Text excerpt »
_ _ _ _ _
- Born: Andrew Michael Kavovit July 19, 1971 (age 55) The Bronx, New York City, U.S.
- Occupation: Actor
- Years active: 1986–2007
- Children: 1

= Andrew Kavovit =

American actor
  Andrew Michael Kavovit (born July 19, 1971) is an American actor, best known for portraying Paul Ryan on the CBS soap opera As the World Turns. Kavovit originated the role as a teenager in 1986 and won the Daytime Emmy Award for Outstanding Younger Actor in a Drama Series in 1990. He later starred as John "J.D." Dunne in the CBS western series The Magnificent Seven.

== Early life ==
Kavovit was born in The Bronx, New York City, and grew up in Yorktown Heights, New York. He began pursuing acting work at approximately age 12. He graduated from Yorktown High School in 1989.

== Career ==
===As the World Turns===
Kavovit began his professional television career as a teenager when he was cast as Paul Stenbeck, later known as Paul Ryan, on the CBS daytime drama As the World Turns in 1986. He remained with the series for approximately six years during his initial run. His portrayal of Paul received multiple Daytime Emmy nominations. In 1990, Kavovit won the award then presented for outstanding juvenile or younger actor in a drama series, defeating fellow nominee Bryan Buffington of Guiding Light. The Los Angeles Times listed Kavovit among the major acting winners at the 17th Daytime Emmy Awards, where As the World Turns competed alongside the other major network daytime dramas. Kavovit was again nominated for the Outstanding Younger Actor award in 1991. He later returned to As the World Turns for additional appearances in 1992 and from 2000 to 2001.

===Prime-time television and film===
Following his initial departure from As the World Turns, Kavovit worked extensively as a guest actor in prime-time television. His appearances during the 1990s included Full House, Silk Stalkings, Lifestories: Families in Crisis, Married... with Children, The Great Mom Swap, The Burning Zone, and Star Trek: Deep Space Nine.
_ _ _ _ _
Exercise data »
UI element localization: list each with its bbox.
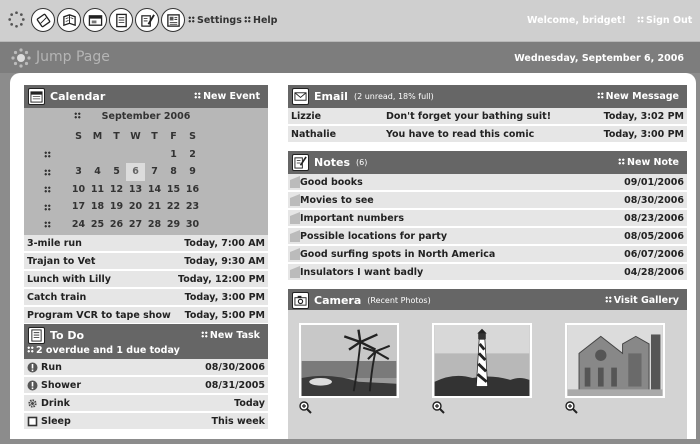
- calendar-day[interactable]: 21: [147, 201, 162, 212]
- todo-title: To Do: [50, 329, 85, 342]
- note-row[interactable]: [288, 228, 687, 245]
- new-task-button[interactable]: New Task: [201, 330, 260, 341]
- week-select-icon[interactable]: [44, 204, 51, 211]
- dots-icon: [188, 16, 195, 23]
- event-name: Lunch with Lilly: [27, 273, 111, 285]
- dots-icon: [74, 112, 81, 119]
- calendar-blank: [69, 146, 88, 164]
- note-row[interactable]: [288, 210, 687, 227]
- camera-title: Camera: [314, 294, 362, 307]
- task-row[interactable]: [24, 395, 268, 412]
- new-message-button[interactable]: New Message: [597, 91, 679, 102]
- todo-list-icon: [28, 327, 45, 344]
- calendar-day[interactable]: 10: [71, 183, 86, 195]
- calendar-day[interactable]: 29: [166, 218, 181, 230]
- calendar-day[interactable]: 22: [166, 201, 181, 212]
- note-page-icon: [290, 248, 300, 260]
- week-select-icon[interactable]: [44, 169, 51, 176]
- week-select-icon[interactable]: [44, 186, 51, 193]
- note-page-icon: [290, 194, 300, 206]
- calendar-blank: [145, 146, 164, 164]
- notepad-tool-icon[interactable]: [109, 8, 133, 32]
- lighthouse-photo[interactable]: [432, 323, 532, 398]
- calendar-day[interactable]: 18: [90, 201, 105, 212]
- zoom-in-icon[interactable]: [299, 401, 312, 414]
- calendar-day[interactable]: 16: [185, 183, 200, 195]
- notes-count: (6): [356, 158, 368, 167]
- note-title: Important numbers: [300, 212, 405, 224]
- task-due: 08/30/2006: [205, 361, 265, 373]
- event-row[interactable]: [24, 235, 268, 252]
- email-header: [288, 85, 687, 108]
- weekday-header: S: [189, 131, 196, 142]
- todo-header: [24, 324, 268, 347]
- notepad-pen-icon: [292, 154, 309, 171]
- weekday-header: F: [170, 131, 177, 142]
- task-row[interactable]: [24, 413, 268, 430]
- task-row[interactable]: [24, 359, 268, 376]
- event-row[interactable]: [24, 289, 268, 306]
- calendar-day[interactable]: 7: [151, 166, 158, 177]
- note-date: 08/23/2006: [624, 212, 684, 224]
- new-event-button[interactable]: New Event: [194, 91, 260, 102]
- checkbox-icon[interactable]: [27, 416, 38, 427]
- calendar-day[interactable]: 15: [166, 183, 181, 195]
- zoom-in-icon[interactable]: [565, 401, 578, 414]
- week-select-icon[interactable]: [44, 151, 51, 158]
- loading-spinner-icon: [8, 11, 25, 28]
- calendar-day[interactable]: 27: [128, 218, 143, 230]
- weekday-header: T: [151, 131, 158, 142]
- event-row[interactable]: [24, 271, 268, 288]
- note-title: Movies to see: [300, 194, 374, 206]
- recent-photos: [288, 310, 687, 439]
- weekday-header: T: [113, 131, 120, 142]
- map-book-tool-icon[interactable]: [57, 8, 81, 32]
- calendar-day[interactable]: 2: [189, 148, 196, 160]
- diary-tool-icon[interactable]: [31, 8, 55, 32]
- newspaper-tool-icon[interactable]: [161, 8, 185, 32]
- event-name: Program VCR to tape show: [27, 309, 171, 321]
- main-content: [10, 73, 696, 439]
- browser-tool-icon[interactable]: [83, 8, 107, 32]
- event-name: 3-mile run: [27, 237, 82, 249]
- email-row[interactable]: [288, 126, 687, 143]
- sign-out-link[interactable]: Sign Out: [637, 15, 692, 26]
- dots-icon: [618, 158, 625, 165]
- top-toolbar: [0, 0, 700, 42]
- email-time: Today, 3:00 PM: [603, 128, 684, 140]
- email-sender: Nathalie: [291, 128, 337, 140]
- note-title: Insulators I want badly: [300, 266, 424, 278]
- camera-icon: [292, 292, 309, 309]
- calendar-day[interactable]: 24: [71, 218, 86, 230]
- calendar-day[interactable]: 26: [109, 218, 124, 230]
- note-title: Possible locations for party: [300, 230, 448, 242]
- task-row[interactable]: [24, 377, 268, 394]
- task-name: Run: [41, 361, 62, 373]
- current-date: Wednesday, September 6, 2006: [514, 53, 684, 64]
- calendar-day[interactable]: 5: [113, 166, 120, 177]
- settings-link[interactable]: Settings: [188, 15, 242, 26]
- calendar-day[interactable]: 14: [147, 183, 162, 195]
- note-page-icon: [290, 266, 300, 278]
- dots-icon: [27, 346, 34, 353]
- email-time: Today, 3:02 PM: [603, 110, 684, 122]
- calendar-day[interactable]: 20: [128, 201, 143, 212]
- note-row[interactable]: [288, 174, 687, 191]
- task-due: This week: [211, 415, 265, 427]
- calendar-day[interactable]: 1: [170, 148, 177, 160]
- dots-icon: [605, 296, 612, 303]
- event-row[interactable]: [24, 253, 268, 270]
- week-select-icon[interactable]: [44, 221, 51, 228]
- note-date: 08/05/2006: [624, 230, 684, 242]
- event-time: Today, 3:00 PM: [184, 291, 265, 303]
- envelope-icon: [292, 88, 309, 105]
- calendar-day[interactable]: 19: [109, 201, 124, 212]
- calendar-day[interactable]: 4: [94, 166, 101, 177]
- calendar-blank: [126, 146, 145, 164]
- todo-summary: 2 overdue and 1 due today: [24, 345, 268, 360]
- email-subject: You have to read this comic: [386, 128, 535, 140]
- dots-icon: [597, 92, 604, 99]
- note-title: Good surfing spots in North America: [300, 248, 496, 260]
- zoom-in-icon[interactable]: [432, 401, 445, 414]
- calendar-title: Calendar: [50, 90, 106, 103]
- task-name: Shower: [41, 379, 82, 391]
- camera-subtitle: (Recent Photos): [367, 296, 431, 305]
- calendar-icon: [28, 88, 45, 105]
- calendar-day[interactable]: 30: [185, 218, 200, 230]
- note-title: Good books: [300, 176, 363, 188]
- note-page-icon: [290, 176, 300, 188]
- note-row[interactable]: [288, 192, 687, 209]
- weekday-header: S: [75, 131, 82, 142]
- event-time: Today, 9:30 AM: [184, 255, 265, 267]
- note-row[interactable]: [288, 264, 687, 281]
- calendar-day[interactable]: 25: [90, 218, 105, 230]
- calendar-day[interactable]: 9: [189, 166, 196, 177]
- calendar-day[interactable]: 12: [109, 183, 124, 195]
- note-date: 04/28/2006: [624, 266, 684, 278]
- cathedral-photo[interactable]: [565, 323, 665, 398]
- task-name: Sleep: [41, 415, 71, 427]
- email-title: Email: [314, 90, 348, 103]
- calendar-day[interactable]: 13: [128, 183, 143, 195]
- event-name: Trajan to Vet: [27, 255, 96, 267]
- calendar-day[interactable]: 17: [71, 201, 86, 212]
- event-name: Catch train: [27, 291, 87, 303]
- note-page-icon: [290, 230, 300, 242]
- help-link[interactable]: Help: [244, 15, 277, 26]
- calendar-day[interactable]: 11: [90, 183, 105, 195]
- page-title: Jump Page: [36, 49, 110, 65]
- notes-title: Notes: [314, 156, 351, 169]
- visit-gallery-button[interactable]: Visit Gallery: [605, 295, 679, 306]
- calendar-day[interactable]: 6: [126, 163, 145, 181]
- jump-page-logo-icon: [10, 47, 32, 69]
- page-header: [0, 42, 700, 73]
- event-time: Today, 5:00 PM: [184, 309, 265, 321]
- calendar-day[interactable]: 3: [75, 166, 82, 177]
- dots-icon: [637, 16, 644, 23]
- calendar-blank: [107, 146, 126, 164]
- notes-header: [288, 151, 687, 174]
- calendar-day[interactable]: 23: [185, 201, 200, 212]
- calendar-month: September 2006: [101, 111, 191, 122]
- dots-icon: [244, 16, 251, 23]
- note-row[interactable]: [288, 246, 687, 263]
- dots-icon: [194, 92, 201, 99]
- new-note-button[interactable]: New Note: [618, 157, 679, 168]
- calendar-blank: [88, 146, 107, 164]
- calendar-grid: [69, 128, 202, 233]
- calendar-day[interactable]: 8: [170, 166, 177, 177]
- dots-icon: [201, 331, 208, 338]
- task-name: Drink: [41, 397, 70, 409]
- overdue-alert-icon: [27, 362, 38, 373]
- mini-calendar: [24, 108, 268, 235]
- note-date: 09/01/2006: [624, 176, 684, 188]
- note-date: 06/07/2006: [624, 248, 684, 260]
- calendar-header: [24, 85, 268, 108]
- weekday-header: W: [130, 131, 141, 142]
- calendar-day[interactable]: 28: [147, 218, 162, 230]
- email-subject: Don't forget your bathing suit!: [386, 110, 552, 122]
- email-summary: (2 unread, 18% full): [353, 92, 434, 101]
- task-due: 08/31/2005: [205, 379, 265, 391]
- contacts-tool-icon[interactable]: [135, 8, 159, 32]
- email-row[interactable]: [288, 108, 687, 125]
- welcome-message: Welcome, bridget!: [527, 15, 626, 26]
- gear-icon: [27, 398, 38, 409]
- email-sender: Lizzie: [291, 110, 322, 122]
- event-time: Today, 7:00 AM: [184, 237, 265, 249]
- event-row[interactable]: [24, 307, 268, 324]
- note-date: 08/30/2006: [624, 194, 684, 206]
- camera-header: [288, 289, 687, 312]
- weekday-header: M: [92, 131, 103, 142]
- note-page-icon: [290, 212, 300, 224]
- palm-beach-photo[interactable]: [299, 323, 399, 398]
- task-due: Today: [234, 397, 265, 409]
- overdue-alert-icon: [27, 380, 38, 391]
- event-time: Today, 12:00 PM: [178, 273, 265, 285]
_ _ _ _ _
Problems and tasks »
a) Answer from the Andrew Kavovit article:
(i) In what town did Kavovit grow up?
(ii) Which nominee did he defeat for the 1990 Daytime Emmy?
(iii) What character did he play in The Magnificent Seven?
b) Copy the listing verbatim from the line with "- calendar-day[interactable]: 21: [147, 201, 162, 212]" up to and including the line with "- week-select-icon[interactable]: [44, 204, 51, 211]".

Answer list »
a)
(i) Yorktown Heights, New York
(ii) Bryan Buffington of Guiding Light
(iii) John "J.D." Dunne

b)
- calendar-day[interactable]: 21: [147, 201, 162, 212]
- todo-title: To Do: [50, 329, 85, 342]
- note-row[interactable]: [288, 228, 687, 245]
- new-task-button[interactable]: New Task: [201, 330, 260, 341]
- week-select-icon[interactable]: [44, 204, 51, 211]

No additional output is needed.